Records for processing

**********

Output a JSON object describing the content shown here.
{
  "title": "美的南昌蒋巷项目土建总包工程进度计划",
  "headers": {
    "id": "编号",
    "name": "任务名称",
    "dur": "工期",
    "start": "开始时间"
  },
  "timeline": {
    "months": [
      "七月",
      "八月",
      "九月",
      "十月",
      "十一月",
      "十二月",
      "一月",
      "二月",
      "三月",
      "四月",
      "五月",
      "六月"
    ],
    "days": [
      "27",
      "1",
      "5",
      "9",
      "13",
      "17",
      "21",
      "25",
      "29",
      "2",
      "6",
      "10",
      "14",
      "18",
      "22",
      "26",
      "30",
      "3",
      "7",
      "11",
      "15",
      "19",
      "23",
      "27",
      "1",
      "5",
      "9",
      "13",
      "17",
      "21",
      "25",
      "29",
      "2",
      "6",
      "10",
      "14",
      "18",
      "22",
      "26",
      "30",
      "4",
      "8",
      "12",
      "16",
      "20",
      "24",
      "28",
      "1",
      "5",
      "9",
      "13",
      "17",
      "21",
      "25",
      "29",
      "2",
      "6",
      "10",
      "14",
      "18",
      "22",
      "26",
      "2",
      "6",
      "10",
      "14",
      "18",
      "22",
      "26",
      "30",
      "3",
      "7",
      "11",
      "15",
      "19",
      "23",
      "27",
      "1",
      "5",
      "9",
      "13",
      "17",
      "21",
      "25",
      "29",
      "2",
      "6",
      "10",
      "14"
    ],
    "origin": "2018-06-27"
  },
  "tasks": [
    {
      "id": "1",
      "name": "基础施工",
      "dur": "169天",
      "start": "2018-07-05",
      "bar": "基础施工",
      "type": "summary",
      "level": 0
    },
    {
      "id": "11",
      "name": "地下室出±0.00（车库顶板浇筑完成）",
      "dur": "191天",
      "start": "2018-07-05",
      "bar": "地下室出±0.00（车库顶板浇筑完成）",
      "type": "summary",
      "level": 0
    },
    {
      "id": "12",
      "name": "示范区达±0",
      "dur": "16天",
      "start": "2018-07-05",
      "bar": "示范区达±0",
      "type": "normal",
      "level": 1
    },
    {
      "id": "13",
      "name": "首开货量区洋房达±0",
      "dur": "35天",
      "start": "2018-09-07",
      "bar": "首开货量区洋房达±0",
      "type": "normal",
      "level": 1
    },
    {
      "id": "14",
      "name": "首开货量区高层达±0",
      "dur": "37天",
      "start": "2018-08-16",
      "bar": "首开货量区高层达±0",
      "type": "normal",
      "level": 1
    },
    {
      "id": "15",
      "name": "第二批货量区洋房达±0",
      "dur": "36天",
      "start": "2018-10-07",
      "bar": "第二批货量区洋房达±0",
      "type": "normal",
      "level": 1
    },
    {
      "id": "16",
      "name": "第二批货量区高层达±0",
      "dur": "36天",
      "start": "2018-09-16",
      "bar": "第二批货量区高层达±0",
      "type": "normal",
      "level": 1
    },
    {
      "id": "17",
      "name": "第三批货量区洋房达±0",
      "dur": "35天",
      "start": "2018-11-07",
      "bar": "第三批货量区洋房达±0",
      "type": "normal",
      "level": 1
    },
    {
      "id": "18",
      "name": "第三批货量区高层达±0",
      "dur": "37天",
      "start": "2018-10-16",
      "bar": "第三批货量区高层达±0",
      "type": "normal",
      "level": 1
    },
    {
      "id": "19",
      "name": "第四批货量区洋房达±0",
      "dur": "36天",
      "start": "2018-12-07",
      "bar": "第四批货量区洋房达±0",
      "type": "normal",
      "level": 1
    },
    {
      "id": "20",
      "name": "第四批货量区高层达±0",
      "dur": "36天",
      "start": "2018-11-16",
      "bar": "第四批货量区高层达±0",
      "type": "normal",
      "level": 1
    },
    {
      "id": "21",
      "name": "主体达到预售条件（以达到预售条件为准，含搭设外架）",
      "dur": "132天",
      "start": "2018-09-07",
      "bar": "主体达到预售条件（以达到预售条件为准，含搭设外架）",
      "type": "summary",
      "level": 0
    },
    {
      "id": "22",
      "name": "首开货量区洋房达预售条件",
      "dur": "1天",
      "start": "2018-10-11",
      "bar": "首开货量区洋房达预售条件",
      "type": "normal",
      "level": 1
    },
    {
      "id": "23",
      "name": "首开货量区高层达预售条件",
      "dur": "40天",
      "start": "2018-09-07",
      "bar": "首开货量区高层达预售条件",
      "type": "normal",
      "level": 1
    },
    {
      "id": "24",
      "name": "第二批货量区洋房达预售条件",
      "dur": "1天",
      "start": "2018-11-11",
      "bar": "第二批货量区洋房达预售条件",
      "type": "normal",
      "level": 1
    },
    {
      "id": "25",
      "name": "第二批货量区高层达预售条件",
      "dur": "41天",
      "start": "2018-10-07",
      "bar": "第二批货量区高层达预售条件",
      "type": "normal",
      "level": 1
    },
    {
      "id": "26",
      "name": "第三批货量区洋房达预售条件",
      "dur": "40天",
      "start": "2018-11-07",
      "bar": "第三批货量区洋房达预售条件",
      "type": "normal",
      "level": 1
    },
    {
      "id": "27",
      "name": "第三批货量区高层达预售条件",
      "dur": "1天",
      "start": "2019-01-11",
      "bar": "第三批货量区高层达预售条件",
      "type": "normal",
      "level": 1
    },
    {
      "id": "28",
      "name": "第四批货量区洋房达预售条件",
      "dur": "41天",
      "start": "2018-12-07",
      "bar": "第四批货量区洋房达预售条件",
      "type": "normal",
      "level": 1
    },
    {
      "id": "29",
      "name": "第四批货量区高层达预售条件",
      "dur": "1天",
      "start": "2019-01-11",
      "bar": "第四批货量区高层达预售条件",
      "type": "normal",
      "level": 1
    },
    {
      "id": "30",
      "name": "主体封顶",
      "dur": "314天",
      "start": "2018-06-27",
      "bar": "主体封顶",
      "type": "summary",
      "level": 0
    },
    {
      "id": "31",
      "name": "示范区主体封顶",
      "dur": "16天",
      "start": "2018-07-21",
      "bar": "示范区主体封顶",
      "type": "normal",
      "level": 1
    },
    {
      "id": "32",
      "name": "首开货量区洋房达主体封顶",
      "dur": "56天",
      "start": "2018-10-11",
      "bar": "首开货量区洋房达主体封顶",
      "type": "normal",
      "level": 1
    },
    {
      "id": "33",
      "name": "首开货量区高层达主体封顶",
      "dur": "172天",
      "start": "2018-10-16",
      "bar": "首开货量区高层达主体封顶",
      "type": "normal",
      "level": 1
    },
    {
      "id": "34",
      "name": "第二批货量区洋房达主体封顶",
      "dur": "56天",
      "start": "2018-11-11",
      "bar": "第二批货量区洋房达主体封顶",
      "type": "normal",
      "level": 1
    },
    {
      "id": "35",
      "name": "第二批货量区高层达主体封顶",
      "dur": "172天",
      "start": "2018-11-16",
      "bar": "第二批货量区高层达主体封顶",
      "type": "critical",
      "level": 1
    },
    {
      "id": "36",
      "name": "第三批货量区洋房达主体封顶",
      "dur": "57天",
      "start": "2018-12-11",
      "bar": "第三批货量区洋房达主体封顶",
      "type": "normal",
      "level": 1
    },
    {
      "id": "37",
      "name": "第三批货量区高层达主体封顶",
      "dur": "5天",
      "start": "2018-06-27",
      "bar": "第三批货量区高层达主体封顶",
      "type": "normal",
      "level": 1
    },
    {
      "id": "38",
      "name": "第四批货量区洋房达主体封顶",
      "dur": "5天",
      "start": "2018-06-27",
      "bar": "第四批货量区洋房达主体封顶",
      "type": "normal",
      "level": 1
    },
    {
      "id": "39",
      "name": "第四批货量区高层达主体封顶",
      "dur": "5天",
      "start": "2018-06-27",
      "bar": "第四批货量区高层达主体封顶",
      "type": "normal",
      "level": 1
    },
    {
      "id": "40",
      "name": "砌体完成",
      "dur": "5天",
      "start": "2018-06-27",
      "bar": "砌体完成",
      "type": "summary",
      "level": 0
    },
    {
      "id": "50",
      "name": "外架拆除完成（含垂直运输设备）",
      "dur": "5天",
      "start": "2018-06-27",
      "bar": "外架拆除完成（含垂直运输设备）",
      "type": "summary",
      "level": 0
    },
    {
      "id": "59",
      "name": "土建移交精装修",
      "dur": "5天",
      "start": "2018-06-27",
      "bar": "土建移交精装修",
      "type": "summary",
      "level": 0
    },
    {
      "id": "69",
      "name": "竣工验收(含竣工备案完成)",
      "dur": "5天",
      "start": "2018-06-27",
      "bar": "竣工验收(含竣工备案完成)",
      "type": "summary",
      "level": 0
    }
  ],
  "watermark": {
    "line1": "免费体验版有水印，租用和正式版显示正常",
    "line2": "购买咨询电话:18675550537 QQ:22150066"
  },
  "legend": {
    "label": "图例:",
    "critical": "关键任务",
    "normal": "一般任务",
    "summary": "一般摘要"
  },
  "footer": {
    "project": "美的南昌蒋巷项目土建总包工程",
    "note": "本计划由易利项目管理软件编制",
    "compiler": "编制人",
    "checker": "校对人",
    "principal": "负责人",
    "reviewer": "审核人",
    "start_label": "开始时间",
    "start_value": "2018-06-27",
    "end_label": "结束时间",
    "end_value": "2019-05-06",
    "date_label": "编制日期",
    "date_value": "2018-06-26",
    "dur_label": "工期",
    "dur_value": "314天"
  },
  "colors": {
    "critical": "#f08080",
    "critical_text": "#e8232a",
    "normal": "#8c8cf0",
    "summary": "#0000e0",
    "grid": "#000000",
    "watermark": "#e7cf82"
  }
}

**********

Exercise
Collect every line from the records above that contains the word "首开货量区洋房达主体封顶".

Full output
      "name": "首开货量区洋房达主体封顶",
      "bar": "首开货量区洋房达主体封顶",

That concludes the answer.